Items from a data source
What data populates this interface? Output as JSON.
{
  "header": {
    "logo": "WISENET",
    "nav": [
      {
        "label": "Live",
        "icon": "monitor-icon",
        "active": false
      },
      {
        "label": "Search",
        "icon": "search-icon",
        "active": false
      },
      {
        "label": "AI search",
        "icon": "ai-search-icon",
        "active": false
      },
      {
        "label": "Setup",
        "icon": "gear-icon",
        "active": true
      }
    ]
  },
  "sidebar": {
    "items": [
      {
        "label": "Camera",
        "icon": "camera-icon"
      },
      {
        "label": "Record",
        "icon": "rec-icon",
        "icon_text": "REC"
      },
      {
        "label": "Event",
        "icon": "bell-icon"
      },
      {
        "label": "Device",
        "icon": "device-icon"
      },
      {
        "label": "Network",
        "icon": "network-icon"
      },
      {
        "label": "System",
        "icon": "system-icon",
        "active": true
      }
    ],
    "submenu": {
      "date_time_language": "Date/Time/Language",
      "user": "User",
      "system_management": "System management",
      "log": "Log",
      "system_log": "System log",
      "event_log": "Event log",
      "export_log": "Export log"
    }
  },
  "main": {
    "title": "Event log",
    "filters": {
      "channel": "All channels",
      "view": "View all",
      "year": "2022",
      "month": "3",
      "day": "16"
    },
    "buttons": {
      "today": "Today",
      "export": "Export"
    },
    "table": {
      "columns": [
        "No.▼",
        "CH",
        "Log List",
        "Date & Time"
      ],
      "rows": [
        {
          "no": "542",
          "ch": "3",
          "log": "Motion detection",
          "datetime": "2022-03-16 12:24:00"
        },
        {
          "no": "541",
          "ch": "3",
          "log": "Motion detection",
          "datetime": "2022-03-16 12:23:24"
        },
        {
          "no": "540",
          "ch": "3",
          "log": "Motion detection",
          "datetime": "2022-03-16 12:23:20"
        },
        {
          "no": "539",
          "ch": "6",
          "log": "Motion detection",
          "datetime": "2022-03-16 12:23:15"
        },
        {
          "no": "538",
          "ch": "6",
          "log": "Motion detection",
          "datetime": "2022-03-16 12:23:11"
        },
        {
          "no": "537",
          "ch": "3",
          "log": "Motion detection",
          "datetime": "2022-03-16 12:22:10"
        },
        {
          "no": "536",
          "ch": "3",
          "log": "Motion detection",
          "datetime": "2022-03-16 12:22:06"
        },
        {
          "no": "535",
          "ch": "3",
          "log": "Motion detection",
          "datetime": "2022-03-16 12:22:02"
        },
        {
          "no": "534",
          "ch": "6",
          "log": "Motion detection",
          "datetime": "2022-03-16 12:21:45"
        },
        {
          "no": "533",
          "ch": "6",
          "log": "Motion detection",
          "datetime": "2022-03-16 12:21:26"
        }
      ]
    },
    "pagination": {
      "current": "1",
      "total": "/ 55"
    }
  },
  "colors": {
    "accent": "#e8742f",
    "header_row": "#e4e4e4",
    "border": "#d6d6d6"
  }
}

> _The request_:
Take the listing above and write it out again exactly.

> _Written solution_:
What data populates this interface? Output as JSON.
{
  "header": {
    "logo": "WISENET",
    "nav": [
      {
        "label": "Live",
        "icon": "monitor-icon",
        "active": false
      },
      {
        "label": "Search",
        "icon": "search-icon",
        "active": false
      },
      {
        "label": "AI search",
        "icon": "ai-search-icon",
        "active": false
      },
      {
        "label": "Setup",
        "icon": "gear-icon",
        "active": true
      }
    ]
  },
  "sidebar": {
    "items": [
      {
        "label": "Camera",
        "icon": "camera-icon"
      },
      {
        "label": "Record",
        "icon": "rec-icon",
        "icon_text": "REC"
      },
      {
        "label": "Event",
        "icon": "bell-icon"
      },
      {
        "label": "Device",
        "icon": "device-icon"
      },
      {
        "label": "Network",
        "icon": "network-icon"
      },
      {
        "label": "System",
        "icon": "system-icon",
        "active": true
      }
    ],
    "submenu": {
      "date_time_language": "Date/Time/Language",
      "user": "User",
      "system_management": "System management",
      "log": "Log",
      "system_log": "System log",
      "event_log": "Event log",
      "export_log": "Export log"
    }
  },
  "main": {
    "title": "Event log",
    "filters": {
      "channel": "All channels",
      "view": "View all",
      "year": "2022",
      "month": "3",
      "day": "16"
    },
    "buttons": {
      "today": "Today",
      "export": "Export"
    },
    "table": {
      "columns": [
        "No.▼",
        "CH",
        "Log List",
        "Date & Time"
      ],
      "rows": [
        {
          "no": "542",
          "ch": "3",
          "log": "Motion detection",
          "datetime": "2022-03-16 12:24:00"
        },
        {
          "no": "541",
          "ch": "3",
          "log": "Motion detection",
          "datetime": "2022-03-16 12:23:24"
        },
        {
          "no": "540",
          "ch": "3",
          "log": "Motion detection",
          "datetime": "2022-03-16 12:23:20"
        },
        {
          "no": "539",
          "ch": "6",
          "log": "Motion detection",
          "datetime": "2022-03-16 12:23:15"
        },
        {
          "no": "538",
          "ch": "6",
          "log": "Motion detection",
          "datetime": "2022-03-16 12:23:11"
        },
        {
          "no": "537",
          "ch": "3",
          "log": "Motion detection",
          "datetime": "2022-03-16 12:22:10"
        },
        {
          "no": "536",
          "ch": "3",
          "log": "Motion detection",
          "datetime": "2022-03-16 12:22:06"
        },
        {
          "no": "535",
          "ch": "3",
          "log": "Motion detection",
          "datetime": "2022-03-16 12:22:02"
        },
        {
          "no": "534",
          "ch": "6",
          "log": "Motion detection",
          "datetime": "2022-03-16 12:21:45"
        },
        {
          "no": "533",
          "ch": "6",
          "log": "Motion detection",
          "datetime": "2022-03-16 12:21:26"
        }
      ]
    },
    "pagination": {
      "current": "1",
      "total": "/ 55"
    }
  },
  "colors": {
    "accent": "#e8742f",
    "header_row": "#e4e4e4",
    "border": "#d6d6d6"
  }
}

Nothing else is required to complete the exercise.